## Exercise brief
Please reproduce every record, keeping each one exactly as written.

## Supplied records
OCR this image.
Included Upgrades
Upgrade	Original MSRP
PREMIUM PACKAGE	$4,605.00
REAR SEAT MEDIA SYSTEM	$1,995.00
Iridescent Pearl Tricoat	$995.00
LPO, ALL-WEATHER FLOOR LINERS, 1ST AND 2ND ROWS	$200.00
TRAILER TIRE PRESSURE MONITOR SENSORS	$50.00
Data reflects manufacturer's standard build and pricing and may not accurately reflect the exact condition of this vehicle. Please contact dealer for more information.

## The solution
OCR this image.
Included Upgrades
Upgrade	Original MSRP
PREMIUM PACKAGE	$4,605.00
REAR SEAT MEDIA SYSTEM	$1,995.00
Iridescent Pearl Tricoat	$995.00
LPO, ALL-WEATHER FLOOR LINERS, 1ST AND 2ND ROWS	$200.00
TRAILER TIRE PRESSURE MONITOR SENSORS	$50.00
Data reflects manufacturer's standard build and pricing and may not accurately reflect the exact condition of this vehicle. Please contact dealer for more information.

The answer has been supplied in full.